SHORT EXERCISE - Quote all entries exactly, leaving pictures aside.

[Stored items]
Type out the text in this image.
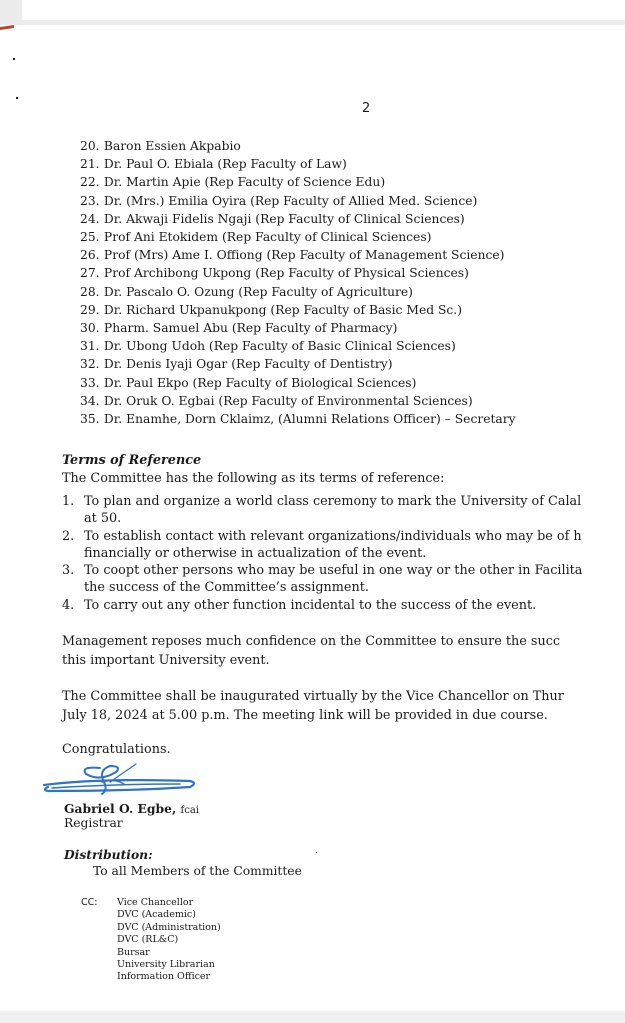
2
20. Baron Essien Akpabio
21. Dr. Paul O. Ebiala (Rep Faculty of Law)
22. Dr. Martin Apie (Rep Faculty of Science Edu)
23. Dr. (Mrs.) Emilia Oyira (Rep Faculty of Allied Med. Science)
24. Dr. Akwaji Fidelis Ngaji (Rep Faculty of Clinical Sciences)
25. Prof Ani Etokidem (Rep Faculty of Clinical Sciences)
26. Prof (Mrs) Ame I. Offiong (Rep Faculty of Management Science)
27. Prof Archibong Ukpong (Rep Faculty of Physical Sciences)
28. Dr. Pascalo O. Ozung (Rep Faculty of Agriculture)
29. Dr. Richard Ukpanukpong (Rep Faculty of Basic Med Sc.)
30. Pharm. Samuel Abu (Rep Faculty of Pharmacy)
31. Dr. Ubong Udoh (Rep Faculty of Basic Clinical Sciences)
32. Dr. Denis Iyaji Ogar (Rep Faculty of Dentistry)
33. Dr. Paul Ekpo (Rep Faculty of Biological Sciences)
34. Dr. Oruk O. Egbai (Rep Faculty of Environmental Sciences)
35. Dr. Enamhe, Dorn Cklaimz, (Alumni Relations Officer) – Secretary
Terms of Reference
The Committee has the following as its terms of reference:
1. To plan and organize a world class ceremony to mark the University of Calal
at 50.
2. To establish contact with relevant organizations/individuals who may be of h
financially or otherwise in actualization of the event.
3. To coopt other persons who may be useful in one way or the other in Facilita
the success of the Committee’s assignment.
4. To carry out any other function incidental to the success of the event.
Management reposes much confidence on the Committee to ensure the succ
this important University event.
The Committee shall be inaugurated virtually by the Vice Chancellor on Thur
July 18, 2024 at 5.00 p.m. The meeting link will be provided in due course.
Congratulations.
Gabriel O. Egbe, fcai
Registrar
Distribution:
To all Members of the Committee
CC: Vice Chancellor
DVC (Academic)
DVC (Administration)
DVC (RL&C)
Bursar
University Librarian
Information Officer
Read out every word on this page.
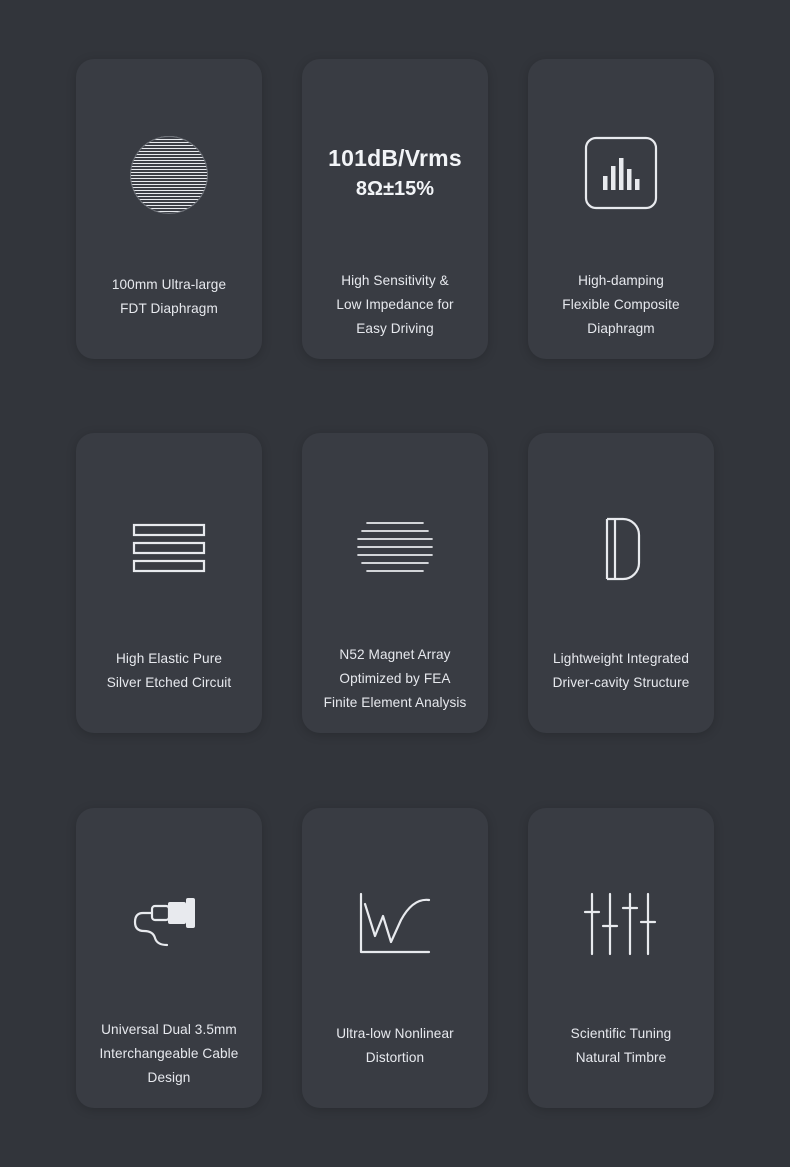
100mm Ultra-large
FDT Diaphragm
101dB/Vrms
8Ω±15%
High Sensitivity &
Low Impedance for
Easy Driving
High-damping
Flexible Composite
Diaphragm
High Elastic Pure
Silver Etched Circuit
N52 Magnet Array
Optimized by FEA
Finite Element Analysis
Lightweight Integrated
Driver-cavity Structure
Universal Dual 3.5mm
Interchangeable Cable
Design
Ultra-low Nonlinear
Distortion
Scientific Tuning
Natural Timbre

FINISHED TASK -
Type out the text in this image.
2
20. Baron Essien Akpabio
21. Dr. Paul O. Ebiala (Rep Faculty of Law)
22. Dr. Martin Apie (Rep Faculty of Science Edu)
23. Dr. (Mrs.) Emilia Oyira (Rep Faculty of Allied Med. Science)
24. Dr. Akwaji Fidelis Ngaji (Rep Faculty of Clinical Sciences)
25. Prof Ani Etokidem (Rep Faculty of Clinical Sciences)
26. Prof (Mrs) Ame I. Offiong (Rep Faculty of Management Science)
27. Prof Archibong Ukpong (Rep Faculty of Physical Sciences)
28. Dr. Pascalo O. Ozung (Rep Faculty of Agriculture)
29. Dr. Richard Ukpanukpong (Rep Faculty of Basic Med Sc.)
30. Pharm. Samuel Abu (Rep Faculty of Pharmacy)
31. Dr. Ubong Udoh (Rep Faculty of Basic Clinical Sciences)
32. Dr. Denis Iyaji Ogar (Rep Faculty of Dentistry)
33. Dr. Paul Ekpo (Rep Faculty of Biological Sciences)
34. Dr. Oruk O. Egbai (Rep Faculty of Environmental Sciences)
35. Dr. Enamhe, Dorn Cklaimz, (Alumni Relations Officer) – Secretary
Terms of Reference
The Committee has the following as its terms of reference:
1. To plan and organize a world class ceremony to mark the University of Calal
at 50.
2. To establish contact with relevant organizations/individuals who may be of h
financially or otherwise in actualization of the event.
3. To coopt other persons who may be useful in one way or the other in Facilita
the success of the Committee’s assignment.
4. To carry out any other function incidental to the success of the event.
Management reposes much confidence on the Committee to ensure the succ
this important University event.
The Committee shall be inaugurated virtually by the Vice Chancellor on Thur
July 18, 2024 at 5.00 p.m. The meeting link will be provided in due course.
Congratulations.
Gabriel O. Egbe, fcai
Registrar
Distribution:
To all Members of the Committee
CC: Vice Chancellor
DVC (Academic)
DVC (Administration)
DVC (RL&C)
Bursar
University Librarian
Information Officer
Read out every word on this page.
100mm Ultra-large
FDT Diaphragm
101dB/Vrms
8Ω±15%
High Sensitivity &
Low Impedance for
Easy Driving
High-damping
Flexible Composite
Diaphragm
High Elastic Pure
Silver Etched Circuit
N52 Magnet Array
Optimized by FEA
Finite Element Analysis
Lightweight Integrated
Driver-cavity Structure
Universal Dual 3.5mm
Interchangeable Cable
Design
Ultra-low Nonlinear
Distortion
Scientific Tuning
Natural Timbre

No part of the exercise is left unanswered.